PCT:点云Transformer.

最近几年transformerNLPCV等领域都取得了很大的成功。作者利用了transformer能够处理无序数据的特点,将transformer应用到点云的处理上,其整体架构采用一种编码器-解码器结构:对于编码器,点云数据先经过一个输入嵌入模块,然后通过一系列的注意力模块并且连接每个模块的输出,最后再经过一个全连接层得到点云的特征。对于解码器,根据任务不同其结构不同。

根据网络结构由简入繁,作者把encoder分为三个版本:NPCT(Naive PCT)SPCT(Simple PCT)PCT

(1)Naive PCT

NPCT(Naive PCT)的输入嵌入模块采用两层LBR (Linear-BN-ReLU),注意力模块直接采用Transformer中的标准自注意力层。

(2)Simple PCT

SPCT(Simple PCT)NPCT结构里面的SA(Self-Attention)改变为OA(Offset-Attention)OA的结构如图所示。

OASA的基础上做了两个调整。第一个调整是对应用注意力机制后的特征与输入特征做element-wise的差值。该操作启发于图卷积里拉普拉斯矩阵$L=D-E$替代邻接矩阵,这种调整使得网络不只聚合节点附近的邻接信息,并且还可以把节点自身的信息也考虑进去。为了说明做element-wise的差值之后可以有近似拉普拉斯矩阵的效果,作者给出了一个推导过程:

\[\begin{aligned} \mathbf{F}_{i n}-\mathbf{F}_{s a} & =\mathbf{F}_{i n}-\mathbf{A} \mathbf{V} \\ & =\mathbf{F}_{i n}-\mathbf{A} \mathbf{F}_{i n} \mathbf{W}_v \\ & \approx \mathbf{F}_{i n}-\mathbf{A} \mathbf{F}_{i n} \\ & =(\mathbf{I}-\mathbf{A}) \mathbf{F}_{i n} \approx \mathbf{L} \mathbf{F}_{i n} \end{aligned}\]

第二个调整是在normalization这一步,在原始的transformer为了计算attention map的时候为了防止softmax输入数值过大导致梯度消失,会先进行缩放。作者把这个缩放系数取消,直接softmax得到attention map,然后在第二个维度上做L1归一化。这样做之后能让attention weights更加集中,让网络将更多的注意力集中到点云的局部区域,并且能减少噪声的干扰。

= 数据行 =
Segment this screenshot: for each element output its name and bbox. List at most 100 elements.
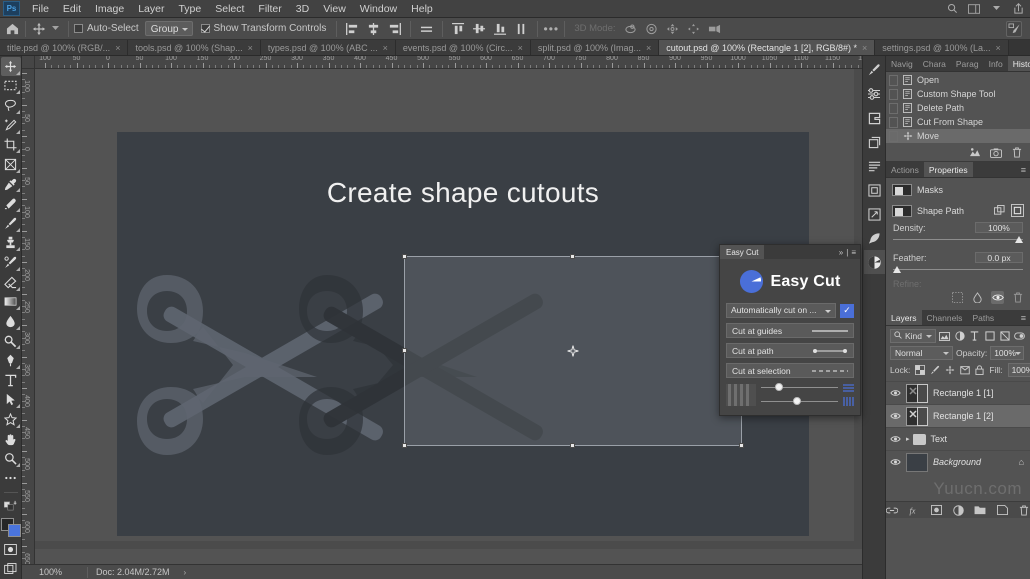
custom-shape-tool[interactable] [1, 410, 21, 429]
menu-view[interactable]: View [316, 1, 353, 17]
show-transform-controls-checkbox[interactable]: Show Transform Controls [200, 23, 326, 34]
layer-visibility-icon[interactable] [890, 412, 901, 420]
pixel-filter-icon[interactable] [939, 330, 951, 343]
panel-menu-icon[interactable]: ≡ [1017, 310, 1030, 325]
layer-thumbnail[interactable] [906, 383, 928, 403]
clone-stamp-tool[interactable] [1, 234, 21, 253]
horizontal-scrollbar[interactable] [35, 541, 862, 549]
rectangular-marquee-tool[interactable] [1, 77, 21, 96]
layer-visibility-icon[interactable] [890, 389, 901, 397]
libraries-icon[interactable] [864, 106, 885, 130]
align-top-edges-icon[interactable] [418, 21, 435, 37]
chevron-right-icon[interactable]: ▸ [906, 435, 910, 443]
distribute-left-icon[interactable] [513, 21, 530, 37]
link-layers-icon[interactable] [886, 504, 898, 516]
fill-value[interactable]: 100% [1007, 363, 1030, 377]
color-swatches[interactable] [0, 518, 21, 537]
tab-character[interactable]: Chara [918, 56, 951, 71]
default-colors-icon[interactable] [1, 496, 21, 515]
adjustments-icon[interactable] [864, 82, 885, 106]
tab-history[interactable]: History [1007, 56, 1030, 71]
close-icon[interactable]: × [518, 43, 523, 53]
horizontal-ruler[interactable]: 100 50 0 50 100 150 200 250 300 350 400 450 500 550 60… [22, 56, 862, 69]
opacity-value[interactable]: 100% [990, 346, 1025, 360]
align-columns-icon[interactable] [843, 396, 854, 406]
history-item[interactable]: Open [886, 73, 1030, 87]
quick-selection-tool[interactable] [1, 116, 21, 135]
actions-frame-icon[interactable] [864, 178, 885, 202]
layer-visibility-icon[interactable] [890, 435, 901, 443]
close-icon[interactable]: × [862, 43, 867, 53]
add-layer-mask-icon[interactable] [930, 504, 942, 516]
menu-3d[interactable]: 3D [289, 1, 316, 17]
delete-layer-icon[interactable] [1018, 504, 1030, 516]
toggle-mask-icon[interactable] [991, 291, 1004, 304]
easy-cut-slider-1[interactable] [761, 383, 838, 392]
layer-comps-icon[interactable] [864, 130, 885, 154]
distribute-vertical-centers-icon[interactable] [471, 21, 488, 37]
close-icon[interactable]: × [383, 43, 388, 53]
tab-layers[interactable]: Layers [886, 310, 922, 325]
auto-cut-mode-dropdown[interactable]: Automatically cut on ... [726, 303, 836, 318]
chevron-down-icon[interactable] [989, 2, 1003, 16]
smart-object-filter-icon[interactable] [999, 330, 1011, 343]
delete-mask-icon[interactable] [1011, 291, 1024, 304]
align-lines-icon[interactable] [843, 383, 854, 393]
layer-style-fx-icon[interactable]: fx [908, 504, 920, 516]
tab-paragraph[interactable]: Parag [951, 56, 984, 71]
lock-transparent-pixels-icon[interactable] [915, 365, 926, 376]
lock-artboard-nesting-icon[interactable] [960, 365, 971, 376]
menu-image[interactable]: Image [88, 1, 131, 17]
adjustment-filter-icon[interactable] [954, 330, 966, 343]
frame-tool[interactable] [1, 155, 21, 174]
scale-3d-icon[interactable] [706, 21, 723, 37]
path-selection-tool[interactable] [1, 391, 21, 410]
easy-cut-slider-2[interactable] [761, 397, 838, 406]
auto-select-scope-dropdown[interactable]: Group [144, 21, 193, 36]
transform-selection-overlay[interactable] [402, 254, 744, 448]
brush-preset-icon[interactable] [1006, 20, 1022, 37]
menu-file[interactable]: File [25, 1, 56, 17]
collapse-icon[interactable]: » [839, 248, 843, 257]
layer-row-background[interactable]: Background ⌂ [886, 450, 1030, 473]
distribute-bottom-icon[interactable] [492, 21, 509, 37]
history-snapshot-slot[interactable] [889, 88, 898, 100]
create-document-icon[interactable] [969, 147, 981, 159]
feather-icon[interactable] [864, 226, 885, 250]
close-icon[interactable]: × [248, 43, 253, 53]
history-snapshot-slot[interactable] [889, 102, 898, 114]
handle-bottom-right[interactable] [739, 443, 744, 448]
tab-paths[interactable]: Paths [967, 310, 999, 325]
history-snapshot-slot[interactable] [889, 130, 898, 142]
menu-layer[interactable]: Layer [131, 1, 171, 17]
horizontal-type-tool[interactable] [1, 371, 21, 390]
layer-thumbnail[interactable] [906, 406, 928, 426]
history-brush-tool[interactable] [1, 253, 21, 272]
doc-tab-split[interactable]: split.psd @ 100% (Imag... × [530, 40, 660, 55]
handle-middle-left[interactable] [402, 348, 407, 353]
doc-tab-settings[interactable]: settings.psd @ 100% (La... × [875, 40, 1009, 55]
align-right-edges-icon[interactable] [386, 21, 403, 37]
easy-cut-tab[interactable]: Easy Cut [720, 245, 765, 259]
home-icon[interactable] [4, 21, 20, 37]
menu-window[interactable]: Window [353, 1, 404, 17]
doc-tab-types[interactable]: types.psd @ 100% (ABC ... × [260, 40, 396, 55]
close-icon[interactable]: × [646, 43, 651, 53]
eraser-tool[interactable] [1, 273, 21, 292]
auto-select-box-icon[interactable] [74, 24, 83, 33]
distribute-top-icon[interactable] [450, 21, 467, 37]
vector-mask-icon[interactable] [1011, 204, 1024, 217]
gradient-tool[interactable] [1, 293, 21, 312]
panel-menu-icon[interactable]: ≡ [851, 248, 856, 257]
tab-channels[interactable]: Channels [922, 310, 968, 325]
select-and-mask-icon[interactable] [951, 291, 964, 304]
menu-help[interactable]: Help [404, 1, 440, 17]
pen-tool[interactable] [1, 351, 21, 370]
lasso-tool[interactable] [1, 96, 21, 115]
show-transform-box-icon[interactable] [200, 24, 210, 33]
doc-tab-events[interactable]: events.psd @ 100% (Circ... × [395, 40, 531, 55]
zoom-tool[interactable] [1, 450, 21, 469]
density-value[interactable]: 100% [975, 222, 1023, 233]
more-options-icon[interactable]: ••• [543, 21, 559, 37]
layer-row-group[interactable]: ▸ Text [886, 427, 1030, 450]
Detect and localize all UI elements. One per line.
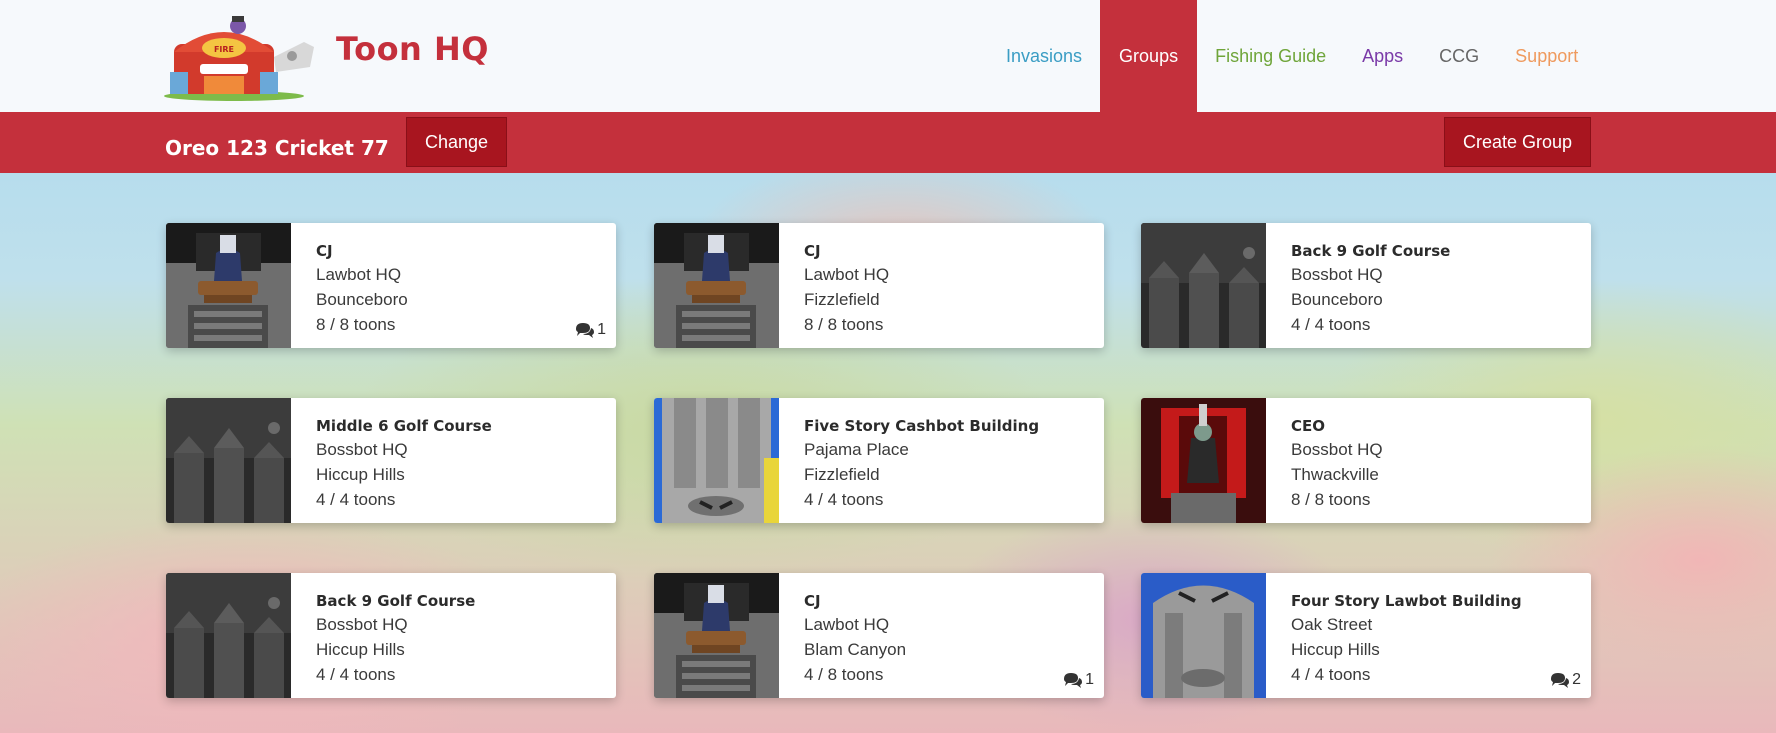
brand-title[interactable]: Toon HQ	[336, 30, 489, 68]
comments-icon	[1551, 673, 1570, 688]
group-thumbnail-image	[166, 223, 291, 348]
group-thumbnail-image	[654, 573, 779, 698]
current-toon-name: Oreo 123 Cricket 77	[165, 136, 389, 160]
group-card[interactable]: Middle 6 Golf Course Bossbot HQ Hiccup H…	[166, 398, 616, 523]
group-hq: Bossbot HQ	[1291, 440, 1383, 459]
comments-icon	[1064, 673, 1083, 688]
comment-count: 1	[575, 321, 606, 339]
group-title: CJ	[804, 242, 821, 260]
group-thumbnail-image	[166, 398, 291, 523]
group-toon-count: 4 / 4 toons	[1291, 665, 1371, 684]
group-title: CEO	[1291, 417, 1326, 435]
nav-support[interactable]: Support	[1497, 0, 1596, 112]
group-card[interactable]: Five Story Cashbot Building Pajama Place…	[654, 398, 1104, 523]
nav-invasions[interactable]: Invasions	[988, 0, 1100, 112]
group-district: Bounceboro	[316, 290, 408, 309]
group-toon-count: 8 / 8 toons	[804, 315, 884, 334]
group-thumbnail-image	[166, 573, 291, 698]
group-district: Hiccup Hills	[316, 465, 405, 484]
group-hq: Lawbot HQ	[804, 615, 890, 634]
svg-text:FIRE: FIRE	[214, 45, 234, 54]
comment-count: 1	[1063, 671, 1094, 689]
group-thumbnail-image	[654, 223, 779, 348]
group-district: Hiccup Hills	[316, 640, 405, 659]
group-toon-count: 4 / 4 toons	[316, 490, 396, 509]
group-card[interactable]: Four Story Lawbot Building Oak Street Hi…	[1141, 573, 1591, 698]
group-title: CJ	[316, 242, 333, 260]
comments-icon	[576, 323, 595, 338]
nav-apps[interactable]: Apps	[1344, 0, 1421, 112]
change-toon-button[interactable]: Change	[406, 117, 507, 167]
group-card[interactable]: CEO Bossbot HQ Thwackville 8 / 8 toons	[1141, 398, 1591, 523]
group-district: Fizzlefield	[804, 290, 880, 309]
group-hq: Lawbot HQ	[316, 265, 402, 284]
group-district: Blam Canyon	[804, 640, 907, 659]
group-district: Fizzlefield	[804, 465, 880, 484]
group-thumbnail-image	[1141, 573, 1266, 698]
nav-fishing-guide[interactable]: Fishing Guide	[1197, 0, 1344, 112]
group-title: Five Story Cashbot Building	[804, 417, 1040, 435]
create-group-button[interactable]: Create Group	[1444, 117, 1591, 167]
group-card[interactable]: Back 9 Golf Course Bossbot HQ Hiccup Hil…	[166, 573, 616, 698]
main-nav: Invasions Groups Fishing Guide Apps CCG …	[988, 0, 1596, 112]
group-hq: Lawbot HQ	[804, 265, 890, 284]
group-card[interactable]: Back 9 Golf Course Bossbot HQ Bounceboro…	[1141, 223, 1591, 348]
comment-count: 2	[1550, 671, 1581, 689]
group-thumbnail-image	[654, 398, 779, 523]
group-hq: Pajama Place	[804, 440, 909, 459]
group-hq: Oak Street	[1291, 615, 1373, 634]
group-card[interactable]: CJ Lawbot HQ Fizzlefield 8 / 8 toons	[654, 223, 1104, 348]
group-district: Thwackville	[1291, 465, 1379, 484]
comment-count-value: 1	[597, 321, 606, 338]
group-hq: Bossbot HQ	[1291, 265, 1383, 284]
group-thumbnail-image	[1141, 398, 1266, 523]
comment-count-value: 1	[1085, 671, 1094, 688]
comment-count-value: 2	[1572, 671, 1581, 688]
group-hq: Bossbot HQ	[316, 615, 408, 634]
group-toon-count: 8 / 8 toons	[1291, 490, 1371, 509]
group-card[interactable]: CJ Lawbot HQ Bounceboro 8 / 8 toons 1	[166, 223, 616, 348]
nav-ccg[interactable]: CCG	[1421, 0, 1497, 112]
group-toon-count: 4 / 4 toons	[1291, 315, 1371, 334]
group-toon-count: 4 / 4 toons	[316, 665, 396, 684]
nav-groups[interactable]: Groups	[1100, 0, 1198, 112]
group-title: Middle 6 Golf Course	[316, 417, 492, 435]
group-district: Bounceboro	[1291, 290, 1383, 309]
group-title: CJ	[804, 592, 821, 610]
group-toon-count: 4 / 4 toons	[804, 490, 884, 509]
group-toon-count: 4 / 8 toons	[804, 665, 884, 684]
toon-hq-logo-image[interactable]: FIRE	[164, 12, 316, 102]
group-title: Back 9 Golf Course	[1291, 242, 1451, 260]
group-thumbnail-image	[1141, 223, 1266, 348]
group-hq: Bossbot HQ	[316, 440, 408, 459]
group-toon-count: 8 / 8 toons	[316, 315, 396, 334]
group-district: Hiccup Hills	[1291, 640, 1380, 659]
group-title: Back 9 Golf Course	[316, 592, 476, 610]
group-card[interactable]: CJ Lawbot HQ Blam Canyon 4 / 8 toons 1	[654, 573, 1104, 698]
group-title: Four Story Lawbot Building	[1291, 592, 1522, 610]
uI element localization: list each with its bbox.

= 任务目标 =
续写这篇介绍点云Transformer(PCT)的文章，从它最后一句之后接着写。 这些行是独立的材料，与给定文本无关。

= 本题作答 =
class SA_Layer(nn.Module):
    def __init__(self, channels):
        super(SA_Layer, self).__init__()
        self.q_conv = nn.Conv1d(channels, channels // 4, 1, bias=False)
        self.k_conv = nn.Conv1d(channels, channels // 4, 1, bias=False)
        self.q_conv.weight = self.k_conv.weight
        self.q_conv.bias = self.k_conv.bias
        self.v_conv = nn.Conv1d(channels, channels, 1)
        self.trans_conv = nn.Conv1d(channels, channels, 1)
        self.after_norm = nn.BatchNorm1d(channels)
        self.act = nn.ReLU()
        self.softmax = nn.Softmax(dim=-1)

    def forward(self, x):
        x_q = self.q_conv(x).permute(0, 2, 1) # b, n, c
        x_k = self.k_conv(x) # b, c, n
        x_v = self.v_conv(x) # b, c, n
        energy = torch.bmm(x_q, x_k) # b, n, n

        attention = self.softmax(energy)
        attention = attention / (1e-9 + attention.sum(dim=1, keepdim=True))
        
        x_r = torch.bmm(x_v, attention) # b, c, n
        x_r = self.act(self.after_norm(self.trans_conv(x - x_r)))
        x = x + x_r
        return x

(3)PCT

SPCT基础上作者改进了输入嵌入模块。point embedding只擅长学习点云的全局特征,容易忽略点云局部信息,因此作者引入PointNet++中的局部信息聚合网络,提出了neighbor embedding结构。

Input Embedding的整体架构是两个全连接层+两个SG(sampling and grouping)模块,SG模块既可以对特征进行下采样,又可以聚合邻域信息。

SG模块首先对输入特征进行下采样,并且通过最近邻算法找出每个采样点的k邻域,然后对于每个邻域中的点跟采样点做一个差值,然后将这个差值跟采样点连接起来通过两层全连接层,最后通过最大池化得到每个采样区域的局部特征。差值代表了局部区域的一些几何信息,而采样点代表了这个局部区域的中心点(也就是这个局部区域的空间位置),将这两种信息连接之后能让网络进一步聚合局部信息。

from .PointNetpp_module import sample_and_group

class Local_op(nn.Module):
    def __init__(self, in_channels, out_channels):
        super(Local_op, self).__init__()
        self.conv1 = nn.Conv1d(in_channels, out_channels, kernel_size=1, bias=False)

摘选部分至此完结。